## Task goal
Pull out every line below that holds the word "contenues".

## Data supplied
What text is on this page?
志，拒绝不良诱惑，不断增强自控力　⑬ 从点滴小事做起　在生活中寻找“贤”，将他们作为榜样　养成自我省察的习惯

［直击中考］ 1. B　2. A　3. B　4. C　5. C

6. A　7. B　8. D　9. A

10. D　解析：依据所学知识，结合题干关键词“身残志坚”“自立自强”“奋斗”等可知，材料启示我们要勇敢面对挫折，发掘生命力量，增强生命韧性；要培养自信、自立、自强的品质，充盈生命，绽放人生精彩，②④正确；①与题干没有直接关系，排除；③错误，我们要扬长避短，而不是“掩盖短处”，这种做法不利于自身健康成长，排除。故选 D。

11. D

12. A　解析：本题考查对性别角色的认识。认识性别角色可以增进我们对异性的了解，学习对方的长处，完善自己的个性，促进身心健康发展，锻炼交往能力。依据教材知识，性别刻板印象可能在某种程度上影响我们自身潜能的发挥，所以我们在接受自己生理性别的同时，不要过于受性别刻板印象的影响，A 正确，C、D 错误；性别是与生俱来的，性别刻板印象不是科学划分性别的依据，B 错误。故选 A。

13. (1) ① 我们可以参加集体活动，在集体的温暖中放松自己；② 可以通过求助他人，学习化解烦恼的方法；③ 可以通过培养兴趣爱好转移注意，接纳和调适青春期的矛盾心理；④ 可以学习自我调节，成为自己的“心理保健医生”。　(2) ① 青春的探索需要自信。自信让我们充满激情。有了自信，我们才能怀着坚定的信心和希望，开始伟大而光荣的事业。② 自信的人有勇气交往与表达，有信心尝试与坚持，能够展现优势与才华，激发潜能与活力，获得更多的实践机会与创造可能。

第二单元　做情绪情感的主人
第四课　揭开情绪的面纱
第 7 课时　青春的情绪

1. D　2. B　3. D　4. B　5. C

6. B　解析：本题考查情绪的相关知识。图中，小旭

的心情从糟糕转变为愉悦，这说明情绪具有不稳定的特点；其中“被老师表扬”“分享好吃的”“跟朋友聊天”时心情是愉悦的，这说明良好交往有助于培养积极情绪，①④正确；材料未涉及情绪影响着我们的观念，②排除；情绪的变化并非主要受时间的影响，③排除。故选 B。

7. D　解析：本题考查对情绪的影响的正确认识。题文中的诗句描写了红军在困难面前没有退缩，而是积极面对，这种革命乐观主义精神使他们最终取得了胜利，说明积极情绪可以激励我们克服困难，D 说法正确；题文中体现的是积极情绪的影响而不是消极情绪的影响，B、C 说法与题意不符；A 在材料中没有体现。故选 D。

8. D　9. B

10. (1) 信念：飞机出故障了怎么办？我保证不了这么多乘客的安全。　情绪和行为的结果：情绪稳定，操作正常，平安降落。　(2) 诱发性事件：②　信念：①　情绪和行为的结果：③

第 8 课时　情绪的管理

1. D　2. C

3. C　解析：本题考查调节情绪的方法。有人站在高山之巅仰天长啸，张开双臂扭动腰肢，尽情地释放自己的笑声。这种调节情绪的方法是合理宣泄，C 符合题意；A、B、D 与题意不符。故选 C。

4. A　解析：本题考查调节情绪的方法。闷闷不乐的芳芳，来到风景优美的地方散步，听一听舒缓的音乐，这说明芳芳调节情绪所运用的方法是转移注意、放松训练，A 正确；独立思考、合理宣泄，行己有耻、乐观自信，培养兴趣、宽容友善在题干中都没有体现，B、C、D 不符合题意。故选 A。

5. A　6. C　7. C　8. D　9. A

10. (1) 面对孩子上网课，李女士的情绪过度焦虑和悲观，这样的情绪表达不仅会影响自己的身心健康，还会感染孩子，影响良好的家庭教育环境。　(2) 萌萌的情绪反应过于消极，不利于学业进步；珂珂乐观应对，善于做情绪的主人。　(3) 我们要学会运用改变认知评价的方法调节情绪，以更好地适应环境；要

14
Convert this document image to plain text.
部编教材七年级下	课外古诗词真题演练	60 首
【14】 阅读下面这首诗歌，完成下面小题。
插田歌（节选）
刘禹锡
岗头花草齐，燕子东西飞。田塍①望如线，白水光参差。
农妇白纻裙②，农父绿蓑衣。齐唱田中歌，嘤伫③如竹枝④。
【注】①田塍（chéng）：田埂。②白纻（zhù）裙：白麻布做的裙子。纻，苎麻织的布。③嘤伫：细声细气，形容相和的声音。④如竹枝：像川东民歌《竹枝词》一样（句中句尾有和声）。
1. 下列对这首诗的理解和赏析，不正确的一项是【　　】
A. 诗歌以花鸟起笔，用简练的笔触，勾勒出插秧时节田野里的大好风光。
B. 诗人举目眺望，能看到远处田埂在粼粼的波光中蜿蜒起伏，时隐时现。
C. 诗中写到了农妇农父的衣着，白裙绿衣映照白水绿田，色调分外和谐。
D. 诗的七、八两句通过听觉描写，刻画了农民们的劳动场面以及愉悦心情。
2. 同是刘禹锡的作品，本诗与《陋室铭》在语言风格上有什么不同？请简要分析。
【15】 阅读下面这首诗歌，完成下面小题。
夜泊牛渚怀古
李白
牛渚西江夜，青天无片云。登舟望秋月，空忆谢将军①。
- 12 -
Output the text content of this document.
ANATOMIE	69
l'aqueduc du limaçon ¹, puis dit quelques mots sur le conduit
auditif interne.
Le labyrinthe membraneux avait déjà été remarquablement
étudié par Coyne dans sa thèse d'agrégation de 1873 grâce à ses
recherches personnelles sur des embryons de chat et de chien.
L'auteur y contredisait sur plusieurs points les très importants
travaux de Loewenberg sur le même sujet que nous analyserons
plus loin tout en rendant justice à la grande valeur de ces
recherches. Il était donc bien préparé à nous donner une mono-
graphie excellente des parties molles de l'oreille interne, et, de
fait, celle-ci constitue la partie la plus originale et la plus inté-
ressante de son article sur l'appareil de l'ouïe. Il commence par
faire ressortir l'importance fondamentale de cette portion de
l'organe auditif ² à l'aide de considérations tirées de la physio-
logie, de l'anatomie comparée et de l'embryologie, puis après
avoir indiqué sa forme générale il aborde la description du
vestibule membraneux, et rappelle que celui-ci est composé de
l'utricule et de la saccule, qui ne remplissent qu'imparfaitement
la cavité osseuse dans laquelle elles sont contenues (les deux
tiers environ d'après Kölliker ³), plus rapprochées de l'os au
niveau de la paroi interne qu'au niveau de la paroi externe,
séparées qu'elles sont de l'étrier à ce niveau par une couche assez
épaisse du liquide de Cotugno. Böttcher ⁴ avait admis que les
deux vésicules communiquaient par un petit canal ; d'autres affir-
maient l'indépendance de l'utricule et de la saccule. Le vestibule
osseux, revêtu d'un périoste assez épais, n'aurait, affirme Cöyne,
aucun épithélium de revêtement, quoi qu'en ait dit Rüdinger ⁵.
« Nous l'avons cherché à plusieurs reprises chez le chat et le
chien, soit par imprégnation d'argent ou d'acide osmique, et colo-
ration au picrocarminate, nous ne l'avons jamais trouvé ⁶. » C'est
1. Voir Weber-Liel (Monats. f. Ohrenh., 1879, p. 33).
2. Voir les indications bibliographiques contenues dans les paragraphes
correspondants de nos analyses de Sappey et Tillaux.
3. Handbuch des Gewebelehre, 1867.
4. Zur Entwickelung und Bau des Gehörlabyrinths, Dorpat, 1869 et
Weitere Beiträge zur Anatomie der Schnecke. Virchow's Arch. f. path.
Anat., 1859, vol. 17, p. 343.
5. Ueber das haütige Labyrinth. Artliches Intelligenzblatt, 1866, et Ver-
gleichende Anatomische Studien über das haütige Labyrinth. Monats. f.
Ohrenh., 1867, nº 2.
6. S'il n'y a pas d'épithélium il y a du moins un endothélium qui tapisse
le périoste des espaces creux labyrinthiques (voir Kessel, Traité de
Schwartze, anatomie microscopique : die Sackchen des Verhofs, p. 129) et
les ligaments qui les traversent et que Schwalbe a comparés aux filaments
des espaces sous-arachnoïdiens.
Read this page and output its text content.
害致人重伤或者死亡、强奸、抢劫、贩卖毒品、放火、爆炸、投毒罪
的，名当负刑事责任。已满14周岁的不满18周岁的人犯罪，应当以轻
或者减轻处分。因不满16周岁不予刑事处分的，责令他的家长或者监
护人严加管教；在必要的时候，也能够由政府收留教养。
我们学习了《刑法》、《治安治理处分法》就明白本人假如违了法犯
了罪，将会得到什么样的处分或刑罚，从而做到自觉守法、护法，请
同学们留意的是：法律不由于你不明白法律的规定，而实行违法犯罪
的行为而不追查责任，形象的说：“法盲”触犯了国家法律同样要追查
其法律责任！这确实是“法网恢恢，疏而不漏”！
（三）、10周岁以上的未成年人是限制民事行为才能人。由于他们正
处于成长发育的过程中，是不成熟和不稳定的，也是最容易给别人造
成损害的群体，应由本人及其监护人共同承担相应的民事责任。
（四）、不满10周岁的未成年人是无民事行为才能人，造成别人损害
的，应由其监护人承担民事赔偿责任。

## Solution for this task
la cavité osseuse dans laquelle elles sont contenues (les deux
2. Voir les indications bibliographiques contenues dans les paragraphes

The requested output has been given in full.